Constrained Reed–Solomon codes are defined by a constraint, which consists of a weight polynomial $\hat{w}\in \mathbb{F}[Z, X_1, \dots, X_m]$ and of a target $\sigma \in \mathbb{F}$:

$$ \mathsf{CRS}[\mathbb{F}, L, m, \hat{w}, \sigma] := \{ f \in \mathsf{RS}[\mathbb{F}, L, m] : \sum_{\mathbf{b}} \hat{w}(\hat{f}(\mathbf{b}), \mathbf{b}) = \sigma \} $$

Note, for example, that by setting $\hat{w}(Z, X_1, \dots, X_m) = Z \cdot \mathsf{eq}(\mathbf{z}, X_1, \dots, X_m)$² for some $\mathbf{z} \in \sigma$ the constrained code exactly captures Reed–Solomon codewords whose corresponding polynomial evaluates to $\sigma$ at $\mathbf{z}$.

WHIR

WHIR is an IOPP of proximity for constrained Reed–Solomon codes. WHIR makes use of both the sumcheck techniques introduced in [ZFC24]³ and of the rate improvement techniques in [ACFY24]⁴.

Let $k$ be a folding parameter, $\delta \in (0, 1 - \rho)$⁵ a proximity parameter and $t$ a repetition parameter. A WHIR iteration reduces testing that $$ f \in \mathsf{CRS}[\mathbb{F}, L, m, \hat{w}, \sigma] $$ to testing that $$ g \in \mathsf{CRS}[\mathbb{F}, L^2, m - k, \hat{w}’, \sigma’],$$ for related $g, \hat{w}’, \sigma’$.

Further, if $f$ was $\delta$-far from the original code, then, unless with probability approximately $(1 - \delta)^t$, $g$ will be $(1 - \rho’)$-far from the smaller code, where $\rho’ = 2^{1 - k} \cdot \rho$ is the code of this new code.

The iteration consists of the following steps:

Sumcheck rounds. The prover and the verifier engage in $k$ rounds of the sumcheck protocol for the claim $$ \sum_{\mathbf{b}} \hat{w}(\hat{f}(\mathbf{b}), \mathbf{b}) = \sigma $$ where $\hat{f}$ is the multilinear polynomial associated with $f$. At the end of the interaction, the prover will have sent quadratic $(\hat{h}_1, \dots, \hat{h}_k)$ while the verifier will have sampled randomness $(\alpha_{1},\dots,\alpha_{k})\in \mathbb{F}^k$. This reduces the initial claim to the simpler claim $$ \sum_{\mathbf{b}} \hat{w}(\hat{f}(\alpha_1, \dots, \alpha_k, \mathbf{b}), \alpha_1, \dots, \alpha_k, \mathbf{b}) = \sigma $$
Claimed codeword. The prover sends a function $g: L^2 \to \mathbb{F}$. In the honest case, $g$ is the codeword associated to the $(m - k)$-variate multilinear polynomial $\hat{f}(\alpha_1, \dots, \alpha_k, \cdot)$.
Out-of-domain sample. The verifier samples and sets $z_0 \gets \mathbb{F}$. We let $\mathbf{z}_0 := (z_0, \dots, z_0^{2^{m-1}})$.
Out-of-domain answer. The prover replies with $y_0$. In the honest case $y_0 := \hat{g}(\mathbf{z}_0)$.

**Provided information:**
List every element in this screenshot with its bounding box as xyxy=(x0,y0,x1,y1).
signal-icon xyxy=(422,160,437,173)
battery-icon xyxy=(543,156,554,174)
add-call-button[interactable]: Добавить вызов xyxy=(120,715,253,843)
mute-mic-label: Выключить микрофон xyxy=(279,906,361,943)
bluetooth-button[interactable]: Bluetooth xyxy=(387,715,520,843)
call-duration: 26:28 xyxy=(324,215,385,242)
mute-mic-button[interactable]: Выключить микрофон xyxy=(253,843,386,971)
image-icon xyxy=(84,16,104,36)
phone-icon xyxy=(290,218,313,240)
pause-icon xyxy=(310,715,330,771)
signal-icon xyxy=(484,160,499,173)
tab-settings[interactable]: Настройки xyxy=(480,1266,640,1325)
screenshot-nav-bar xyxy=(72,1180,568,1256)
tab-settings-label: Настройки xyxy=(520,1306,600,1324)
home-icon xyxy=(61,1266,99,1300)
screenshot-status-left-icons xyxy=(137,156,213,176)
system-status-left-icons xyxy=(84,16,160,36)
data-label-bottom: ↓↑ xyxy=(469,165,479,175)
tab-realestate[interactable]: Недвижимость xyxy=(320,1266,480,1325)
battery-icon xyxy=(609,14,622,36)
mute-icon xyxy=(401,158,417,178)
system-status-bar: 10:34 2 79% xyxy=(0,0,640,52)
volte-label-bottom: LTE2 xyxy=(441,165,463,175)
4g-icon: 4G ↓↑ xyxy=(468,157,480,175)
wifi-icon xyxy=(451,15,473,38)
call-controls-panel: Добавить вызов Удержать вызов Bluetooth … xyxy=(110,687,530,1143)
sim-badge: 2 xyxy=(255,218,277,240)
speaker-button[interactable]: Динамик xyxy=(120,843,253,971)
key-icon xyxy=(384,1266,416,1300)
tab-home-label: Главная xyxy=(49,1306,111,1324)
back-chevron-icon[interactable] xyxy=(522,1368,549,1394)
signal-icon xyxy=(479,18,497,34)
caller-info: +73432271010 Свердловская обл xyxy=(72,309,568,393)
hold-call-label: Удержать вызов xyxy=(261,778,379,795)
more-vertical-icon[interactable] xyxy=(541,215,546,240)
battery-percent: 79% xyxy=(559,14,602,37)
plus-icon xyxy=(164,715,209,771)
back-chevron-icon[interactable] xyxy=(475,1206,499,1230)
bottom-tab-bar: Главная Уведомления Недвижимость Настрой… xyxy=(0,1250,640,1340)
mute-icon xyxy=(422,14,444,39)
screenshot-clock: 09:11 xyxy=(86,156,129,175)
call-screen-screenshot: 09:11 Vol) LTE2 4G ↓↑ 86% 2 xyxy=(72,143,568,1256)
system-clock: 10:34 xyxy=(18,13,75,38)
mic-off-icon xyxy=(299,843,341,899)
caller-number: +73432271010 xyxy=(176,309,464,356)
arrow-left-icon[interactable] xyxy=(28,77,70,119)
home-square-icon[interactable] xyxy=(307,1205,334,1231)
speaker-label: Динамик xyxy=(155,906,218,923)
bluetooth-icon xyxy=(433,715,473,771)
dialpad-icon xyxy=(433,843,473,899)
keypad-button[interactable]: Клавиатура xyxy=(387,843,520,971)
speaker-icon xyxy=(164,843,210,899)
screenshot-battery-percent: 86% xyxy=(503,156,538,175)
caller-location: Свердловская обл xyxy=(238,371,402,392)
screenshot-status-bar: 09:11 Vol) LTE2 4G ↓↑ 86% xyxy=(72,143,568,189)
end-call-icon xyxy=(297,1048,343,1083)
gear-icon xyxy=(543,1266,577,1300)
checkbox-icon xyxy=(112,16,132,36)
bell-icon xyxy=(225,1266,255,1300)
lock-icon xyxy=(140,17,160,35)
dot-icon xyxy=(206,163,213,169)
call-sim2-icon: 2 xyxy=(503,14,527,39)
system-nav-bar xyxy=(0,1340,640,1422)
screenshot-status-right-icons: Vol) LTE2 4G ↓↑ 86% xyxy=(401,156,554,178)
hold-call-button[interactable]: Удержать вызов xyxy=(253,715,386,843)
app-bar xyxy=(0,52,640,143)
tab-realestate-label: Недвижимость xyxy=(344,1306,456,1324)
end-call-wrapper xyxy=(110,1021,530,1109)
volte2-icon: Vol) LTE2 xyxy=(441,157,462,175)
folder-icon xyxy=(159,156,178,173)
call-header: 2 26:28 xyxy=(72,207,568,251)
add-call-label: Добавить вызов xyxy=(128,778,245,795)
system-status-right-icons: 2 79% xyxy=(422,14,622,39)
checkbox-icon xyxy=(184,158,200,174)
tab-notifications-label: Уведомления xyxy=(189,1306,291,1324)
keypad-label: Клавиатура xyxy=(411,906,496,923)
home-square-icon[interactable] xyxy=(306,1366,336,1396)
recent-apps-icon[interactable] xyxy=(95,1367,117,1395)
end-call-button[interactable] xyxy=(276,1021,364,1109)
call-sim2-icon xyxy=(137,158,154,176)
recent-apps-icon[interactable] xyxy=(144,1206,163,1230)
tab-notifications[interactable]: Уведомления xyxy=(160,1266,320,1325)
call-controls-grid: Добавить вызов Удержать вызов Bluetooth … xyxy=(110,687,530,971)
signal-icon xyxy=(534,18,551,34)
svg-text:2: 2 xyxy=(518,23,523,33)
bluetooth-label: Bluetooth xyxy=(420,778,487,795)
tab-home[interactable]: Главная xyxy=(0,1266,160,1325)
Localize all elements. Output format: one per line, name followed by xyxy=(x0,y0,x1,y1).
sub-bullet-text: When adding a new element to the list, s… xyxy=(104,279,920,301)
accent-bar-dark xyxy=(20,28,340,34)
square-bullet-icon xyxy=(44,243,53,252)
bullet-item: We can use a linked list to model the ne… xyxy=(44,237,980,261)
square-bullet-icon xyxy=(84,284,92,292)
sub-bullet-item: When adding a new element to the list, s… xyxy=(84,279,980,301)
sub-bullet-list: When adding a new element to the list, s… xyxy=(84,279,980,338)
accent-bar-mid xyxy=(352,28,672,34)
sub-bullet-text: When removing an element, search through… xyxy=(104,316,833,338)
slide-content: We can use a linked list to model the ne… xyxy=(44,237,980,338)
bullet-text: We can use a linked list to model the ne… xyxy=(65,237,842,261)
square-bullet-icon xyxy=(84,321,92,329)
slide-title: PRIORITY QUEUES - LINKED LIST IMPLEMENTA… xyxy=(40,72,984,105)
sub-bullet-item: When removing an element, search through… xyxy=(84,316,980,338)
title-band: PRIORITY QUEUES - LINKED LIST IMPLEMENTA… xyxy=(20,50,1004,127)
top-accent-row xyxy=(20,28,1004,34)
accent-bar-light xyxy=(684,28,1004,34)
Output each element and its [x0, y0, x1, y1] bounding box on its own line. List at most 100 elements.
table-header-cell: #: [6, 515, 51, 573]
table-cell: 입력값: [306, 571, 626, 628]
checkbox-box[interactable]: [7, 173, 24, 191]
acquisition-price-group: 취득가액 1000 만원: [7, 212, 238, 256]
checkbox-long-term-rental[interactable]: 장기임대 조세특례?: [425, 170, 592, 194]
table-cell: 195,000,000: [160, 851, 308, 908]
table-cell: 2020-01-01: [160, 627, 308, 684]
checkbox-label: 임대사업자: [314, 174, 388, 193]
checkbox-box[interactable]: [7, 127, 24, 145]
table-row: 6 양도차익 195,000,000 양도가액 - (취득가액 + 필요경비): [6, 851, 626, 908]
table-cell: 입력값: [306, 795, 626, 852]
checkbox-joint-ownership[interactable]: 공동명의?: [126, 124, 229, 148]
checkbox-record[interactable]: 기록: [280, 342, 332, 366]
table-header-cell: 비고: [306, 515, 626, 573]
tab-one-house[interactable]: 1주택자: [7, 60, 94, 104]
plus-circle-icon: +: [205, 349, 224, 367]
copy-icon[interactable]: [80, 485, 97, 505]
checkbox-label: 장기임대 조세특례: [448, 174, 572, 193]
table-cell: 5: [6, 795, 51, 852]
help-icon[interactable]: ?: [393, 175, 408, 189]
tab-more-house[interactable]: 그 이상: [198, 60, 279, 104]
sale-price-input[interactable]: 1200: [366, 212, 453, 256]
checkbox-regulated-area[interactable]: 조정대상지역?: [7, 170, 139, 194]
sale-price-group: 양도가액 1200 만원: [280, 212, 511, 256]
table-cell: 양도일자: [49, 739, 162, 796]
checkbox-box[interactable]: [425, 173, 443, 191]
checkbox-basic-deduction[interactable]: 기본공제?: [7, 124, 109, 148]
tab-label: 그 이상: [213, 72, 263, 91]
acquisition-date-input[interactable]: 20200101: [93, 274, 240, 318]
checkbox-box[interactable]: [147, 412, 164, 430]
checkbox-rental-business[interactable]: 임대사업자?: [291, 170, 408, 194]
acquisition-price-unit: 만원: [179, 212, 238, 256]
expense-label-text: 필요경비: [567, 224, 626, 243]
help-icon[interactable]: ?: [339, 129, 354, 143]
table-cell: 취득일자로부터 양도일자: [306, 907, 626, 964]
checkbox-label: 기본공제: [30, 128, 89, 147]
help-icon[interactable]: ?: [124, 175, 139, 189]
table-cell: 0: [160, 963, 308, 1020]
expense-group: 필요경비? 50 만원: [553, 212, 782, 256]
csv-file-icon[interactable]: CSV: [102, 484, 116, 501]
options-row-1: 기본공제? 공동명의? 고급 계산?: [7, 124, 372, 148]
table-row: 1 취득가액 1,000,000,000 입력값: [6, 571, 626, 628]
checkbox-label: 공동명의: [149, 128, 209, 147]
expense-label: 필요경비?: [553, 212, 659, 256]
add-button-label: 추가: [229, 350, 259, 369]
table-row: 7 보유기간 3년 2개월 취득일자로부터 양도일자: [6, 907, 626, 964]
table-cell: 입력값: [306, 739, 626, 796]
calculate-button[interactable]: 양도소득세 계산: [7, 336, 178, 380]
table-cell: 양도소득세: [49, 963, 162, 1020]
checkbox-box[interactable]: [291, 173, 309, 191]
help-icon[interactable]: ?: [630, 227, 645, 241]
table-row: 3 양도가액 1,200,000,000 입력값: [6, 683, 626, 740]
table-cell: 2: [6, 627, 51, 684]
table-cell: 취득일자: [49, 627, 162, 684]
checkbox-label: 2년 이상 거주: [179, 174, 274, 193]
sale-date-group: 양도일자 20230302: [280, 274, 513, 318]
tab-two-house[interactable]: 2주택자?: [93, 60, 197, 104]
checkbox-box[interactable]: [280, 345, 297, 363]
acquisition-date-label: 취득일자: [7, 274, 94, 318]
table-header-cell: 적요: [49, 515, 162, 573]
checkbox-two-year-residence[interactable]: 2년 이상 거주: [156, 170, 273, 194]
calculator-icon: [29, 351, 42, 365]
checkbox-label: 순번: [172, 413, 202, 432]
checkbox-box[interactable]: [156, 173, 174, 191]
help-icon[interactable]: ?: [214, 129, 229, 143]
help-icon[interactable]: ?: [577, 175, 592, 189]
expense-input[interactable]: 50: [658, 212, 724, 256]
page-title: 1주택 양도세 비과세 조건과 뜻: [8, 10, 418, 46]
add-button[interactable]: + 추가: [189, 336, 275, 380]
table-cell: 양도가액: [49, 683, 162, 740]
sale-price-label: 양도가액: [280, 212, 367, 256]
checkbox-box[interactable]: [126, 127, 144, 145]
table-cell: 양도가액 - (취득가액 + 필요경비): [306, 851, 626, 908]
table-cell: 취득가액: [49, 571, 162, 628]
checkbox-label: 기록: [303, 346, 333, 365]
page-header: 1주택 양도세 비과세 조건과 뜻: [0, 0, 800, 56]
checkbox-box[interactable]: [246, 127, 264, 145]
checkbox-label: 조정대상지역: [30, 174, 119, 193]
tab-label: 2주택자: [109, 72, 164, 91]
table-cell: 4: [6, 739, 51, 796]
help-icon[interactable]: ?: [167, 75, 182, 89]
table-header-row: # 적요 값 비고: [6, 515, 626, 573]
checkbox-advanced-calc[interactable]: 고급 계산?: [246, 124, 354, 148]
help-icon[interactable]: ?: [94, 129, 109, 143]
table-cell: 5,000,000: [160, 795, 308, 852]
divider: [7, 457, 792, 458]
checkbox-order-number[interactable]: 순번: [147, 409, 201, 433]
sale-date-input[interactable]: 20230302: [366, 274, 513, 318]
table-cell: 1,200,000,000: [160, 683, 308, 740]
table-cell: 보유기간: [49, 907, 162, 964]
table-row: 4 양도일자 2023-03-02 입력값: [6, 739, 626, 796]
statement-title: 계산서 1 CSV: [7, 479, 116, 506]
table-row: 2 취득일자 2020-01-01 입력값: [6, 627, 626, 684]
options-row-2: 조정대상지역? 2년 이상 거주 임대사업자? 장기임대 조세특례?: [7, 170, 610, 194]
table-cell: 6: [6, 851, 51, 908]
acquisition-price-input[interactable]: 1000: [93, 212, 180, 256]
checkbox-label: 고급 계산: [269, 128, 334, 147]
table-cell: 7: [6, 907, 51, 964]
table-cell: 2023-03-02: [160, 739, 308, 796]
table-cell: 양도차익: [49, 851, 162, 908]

**Exercise brief:**
Reproduce the passage on constrained Reed–Solomon codes and WHIR, taking everything from "WHIR is an IOPP" down to "techniques in [ACFY24]⁴.".

**Output for this task:**
WHIR is an IOPP of proximity for constrained Reed–Solomon codes. WHIR makes use of both the sumcheck techniques introduced in [ZFC24]³ and of the rate improvement techniques in [ACFY24]⁴.